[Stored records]
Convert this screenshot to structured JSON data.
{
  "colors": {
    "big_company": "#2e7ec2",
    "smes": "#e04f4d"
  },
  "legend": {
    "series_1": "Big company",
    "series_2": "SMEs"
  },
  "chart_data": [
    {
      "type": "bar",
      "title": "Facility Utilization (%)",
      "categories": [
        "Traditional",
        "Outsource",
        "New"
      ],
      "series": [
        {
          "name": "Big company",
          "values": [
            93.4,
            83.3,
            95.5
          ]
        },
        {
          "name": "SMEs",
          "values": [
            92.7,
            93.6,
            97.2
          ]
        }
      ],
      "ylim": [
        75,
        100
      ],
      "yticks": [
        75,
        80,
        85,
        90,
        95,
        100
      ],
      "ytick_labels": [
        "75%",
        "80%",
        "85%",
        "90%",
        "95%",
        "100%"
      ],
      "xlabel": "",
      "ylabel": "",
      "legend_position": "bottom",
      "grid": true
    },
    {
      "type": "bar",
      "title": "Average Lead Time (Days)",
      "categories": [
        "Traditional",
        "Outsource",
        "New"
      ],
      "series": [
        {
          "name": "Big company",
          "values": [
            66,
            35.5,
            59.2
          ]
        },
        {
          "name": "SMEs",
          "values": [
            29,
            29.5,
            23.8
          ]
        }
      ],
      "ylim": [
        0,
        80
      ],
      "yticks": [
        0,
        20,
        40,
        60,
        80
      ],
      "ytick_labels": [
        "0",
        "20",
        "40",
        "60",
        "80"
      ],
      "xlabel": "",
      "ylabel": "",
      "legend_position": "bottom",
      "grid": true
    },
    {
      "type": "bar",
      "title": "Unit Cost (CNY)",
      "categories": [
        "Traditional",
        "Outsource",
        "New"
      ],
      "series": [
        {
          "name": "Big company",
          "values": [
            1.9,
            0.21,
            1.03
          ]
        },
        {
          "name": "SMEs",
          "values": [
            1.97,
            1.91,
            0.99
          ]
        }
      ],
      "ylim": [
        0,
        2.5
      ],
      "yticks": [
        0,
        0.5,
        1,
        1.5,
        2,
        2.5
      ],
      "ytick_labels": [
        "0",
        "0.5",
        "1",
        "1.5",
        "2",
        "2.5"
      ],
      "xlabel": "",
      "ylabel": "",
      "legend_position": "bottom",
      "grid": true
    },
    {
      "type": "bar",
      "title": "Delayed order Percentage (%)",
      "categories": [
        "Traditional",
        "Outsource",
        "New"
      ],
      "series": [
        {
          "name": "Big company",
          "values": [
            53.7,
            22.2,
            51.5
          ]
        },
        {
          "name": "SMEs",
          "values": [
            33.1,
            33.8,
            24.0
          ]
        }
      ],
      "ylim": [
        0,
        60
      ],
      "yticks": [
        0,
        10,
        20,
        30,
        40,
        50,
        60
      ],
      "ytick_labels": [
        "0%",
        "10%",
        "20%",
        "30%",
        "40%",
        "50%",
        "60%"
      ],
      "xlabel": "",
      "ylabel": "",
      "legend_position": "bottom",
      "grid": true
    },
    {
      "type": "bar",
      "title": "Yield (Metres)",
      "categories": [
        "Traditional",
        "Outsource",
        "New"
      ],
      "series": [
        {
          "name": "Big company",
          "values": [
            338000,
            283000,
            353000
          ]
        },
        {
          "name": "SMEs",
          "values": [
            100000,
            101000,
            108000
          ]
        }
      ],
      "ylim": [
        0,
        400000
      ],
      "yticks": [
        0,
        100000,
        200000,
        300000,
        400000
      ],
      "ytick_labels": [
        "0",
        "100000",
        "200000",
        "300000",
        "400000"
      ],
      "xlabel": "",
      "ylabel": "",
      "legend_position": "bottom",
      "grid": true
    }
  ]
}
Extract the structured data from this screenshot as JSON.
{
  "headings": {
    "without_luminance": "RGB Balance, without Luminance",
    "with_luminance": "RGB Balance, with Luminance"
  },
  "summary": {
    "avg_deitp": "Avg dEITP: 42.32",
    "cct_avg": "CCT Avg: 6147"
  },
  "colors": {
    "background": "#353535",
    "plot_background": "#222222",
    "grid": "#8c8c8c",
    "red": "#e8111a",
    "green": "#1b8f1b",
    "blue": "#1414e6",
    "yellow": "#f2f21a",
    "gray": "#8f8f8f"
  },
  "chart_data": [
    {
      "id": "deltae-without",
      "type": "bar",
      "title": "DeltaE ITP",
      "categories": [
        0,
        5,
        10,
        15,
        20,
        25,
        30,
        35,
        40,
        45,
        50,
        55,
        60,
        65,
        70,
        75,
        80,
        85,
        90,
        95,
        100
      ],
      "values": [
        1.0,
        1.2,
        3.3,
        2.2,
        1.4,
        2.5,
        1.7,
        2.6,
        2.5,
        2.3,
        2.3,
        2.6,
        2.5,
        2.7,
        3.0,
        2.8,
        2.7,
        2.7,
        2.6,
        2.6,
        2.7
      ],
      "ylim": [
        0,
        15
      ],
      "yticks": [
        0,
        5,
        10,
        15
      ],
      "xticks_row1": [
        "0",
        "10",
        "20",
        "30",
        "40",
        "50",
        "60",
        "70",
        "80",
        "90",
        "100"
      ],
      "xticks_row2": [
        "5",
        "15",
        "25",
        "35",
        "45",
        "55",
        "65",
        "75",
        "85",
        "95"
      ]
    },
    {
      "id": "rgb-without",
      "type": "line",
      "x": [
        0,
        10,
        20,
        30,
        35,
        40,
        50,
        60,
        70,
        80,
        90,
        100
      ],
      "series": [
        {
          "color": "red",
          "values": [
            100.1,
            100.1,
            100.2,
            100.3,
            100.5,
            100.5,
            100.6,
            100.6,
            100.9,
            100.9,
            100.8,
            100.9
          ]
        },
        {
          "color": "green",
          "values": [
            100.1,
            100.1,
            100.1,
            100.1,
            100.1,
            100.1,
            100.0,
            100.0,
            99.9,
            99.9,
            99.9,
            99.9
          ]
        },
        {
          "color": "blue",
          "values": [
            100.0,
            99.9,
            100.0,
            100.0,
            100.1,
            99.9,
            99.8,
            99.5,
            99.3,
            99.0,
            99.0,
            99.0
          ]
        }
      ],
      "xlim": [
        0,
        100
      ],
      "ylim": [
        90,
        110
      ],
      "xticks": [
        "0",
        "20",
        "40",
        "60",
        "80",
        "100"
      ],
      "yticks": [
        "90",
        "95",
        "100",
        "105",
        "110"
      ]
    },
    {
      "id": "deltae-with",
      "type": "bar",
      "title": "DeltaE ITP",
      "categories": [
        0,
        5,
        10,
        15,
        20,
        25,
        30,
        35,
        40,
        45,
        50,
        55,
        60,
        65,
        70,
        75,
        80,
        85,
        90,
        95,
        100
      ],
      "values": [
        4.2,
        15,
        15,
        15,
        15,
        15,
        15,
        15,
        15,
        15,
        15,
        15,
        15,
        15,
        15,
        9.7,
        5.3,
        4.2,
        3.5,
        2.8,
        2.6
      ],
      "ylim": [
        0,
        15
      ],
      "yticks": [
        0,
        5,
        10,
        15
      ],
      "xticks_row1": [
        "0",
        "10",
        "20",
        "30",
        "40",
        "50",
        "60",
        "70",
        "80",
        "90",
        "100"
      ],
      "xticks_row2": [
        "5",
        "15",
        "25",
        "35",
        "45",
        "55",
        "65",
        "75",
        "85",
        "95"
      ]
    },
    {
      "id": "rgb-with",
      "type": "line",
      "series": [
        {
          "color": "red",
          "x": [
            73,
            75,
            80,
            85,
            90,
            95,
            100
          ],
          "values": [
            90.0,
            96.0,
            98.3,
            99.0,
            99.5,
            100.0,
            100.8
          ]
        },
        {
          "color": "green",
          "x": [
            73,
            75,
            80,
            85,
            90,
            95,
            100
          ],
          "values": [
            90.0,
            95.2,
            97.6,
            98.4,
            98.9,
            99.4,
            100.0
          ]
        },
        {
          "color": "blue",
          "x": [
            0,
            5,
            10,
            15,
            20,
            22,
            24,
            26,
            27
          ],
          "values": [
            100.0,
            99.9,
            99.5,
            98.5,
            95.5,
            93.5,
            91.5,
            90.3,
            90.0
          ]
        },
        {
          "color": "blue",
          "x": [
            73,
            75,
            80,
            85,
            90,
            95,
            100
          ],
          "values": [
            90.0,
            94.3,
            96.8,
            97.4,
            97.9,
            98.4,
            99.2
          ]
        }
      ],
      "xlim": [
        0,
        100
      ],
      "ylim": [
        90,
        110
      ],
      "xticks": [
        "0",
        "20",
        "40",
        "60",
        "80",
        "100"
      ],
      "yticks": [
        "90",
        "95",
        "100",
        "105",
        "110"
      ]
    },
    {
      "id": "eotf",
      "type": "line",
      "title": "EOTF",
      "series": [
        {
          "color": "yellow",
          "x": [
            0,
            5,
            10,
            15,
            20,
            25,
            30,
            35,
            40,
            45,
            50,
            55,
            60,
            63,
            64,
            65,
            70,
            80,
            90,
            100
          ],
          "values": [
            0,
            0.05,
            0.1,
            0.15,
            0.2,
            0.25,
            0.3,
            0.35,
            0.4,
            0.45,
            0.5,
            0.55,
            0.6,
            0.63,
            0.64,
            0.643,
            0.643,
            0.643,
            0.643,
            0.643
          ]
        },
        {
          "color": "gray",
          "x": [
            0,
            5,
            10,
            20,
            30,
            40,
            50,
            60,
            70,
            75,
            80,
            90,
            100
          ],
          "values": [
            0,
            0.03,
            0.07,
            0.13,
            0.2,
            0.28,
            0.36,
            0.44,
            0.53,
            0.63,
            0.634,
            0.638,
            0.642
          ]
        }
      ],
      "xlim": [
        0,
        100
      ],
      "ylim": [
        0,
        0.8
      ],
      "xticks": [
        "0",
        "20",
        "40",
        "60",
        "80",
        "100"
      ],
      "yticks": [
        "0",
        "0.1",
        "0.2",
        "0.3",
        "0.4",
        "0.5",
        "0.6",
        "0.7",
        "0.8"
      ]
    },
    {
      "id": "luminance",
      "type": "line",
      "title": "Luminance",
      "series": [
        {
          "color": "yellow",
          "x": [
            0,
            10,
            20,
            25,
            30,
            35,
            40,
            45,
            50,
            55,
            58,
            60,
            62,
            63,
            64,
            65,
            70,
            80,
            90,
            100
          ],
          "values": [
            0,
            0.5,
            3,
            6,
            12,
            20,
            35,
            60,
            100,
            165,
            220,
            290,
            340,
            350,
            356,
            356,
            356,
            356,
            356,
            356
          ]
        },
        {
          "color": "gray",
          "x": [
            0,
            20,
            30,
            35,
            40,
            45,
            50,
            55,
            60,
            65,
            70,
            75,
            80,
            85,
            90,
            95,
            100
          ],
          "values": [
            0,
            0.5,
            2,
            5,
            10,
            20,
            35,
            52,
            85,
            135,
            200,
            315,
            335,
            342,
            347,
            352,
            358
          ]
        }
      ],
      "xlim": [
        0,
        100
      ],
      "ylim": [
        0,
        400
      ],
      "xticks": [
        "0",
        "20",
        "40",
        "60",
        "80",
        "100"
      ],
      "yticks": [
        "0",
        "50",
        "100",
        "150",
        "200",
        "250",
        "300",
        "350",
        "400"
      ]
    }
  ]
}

* **Prompt**
Of the lines above, how many hold the word "title"? Say the number alone.

* **Written solution**
9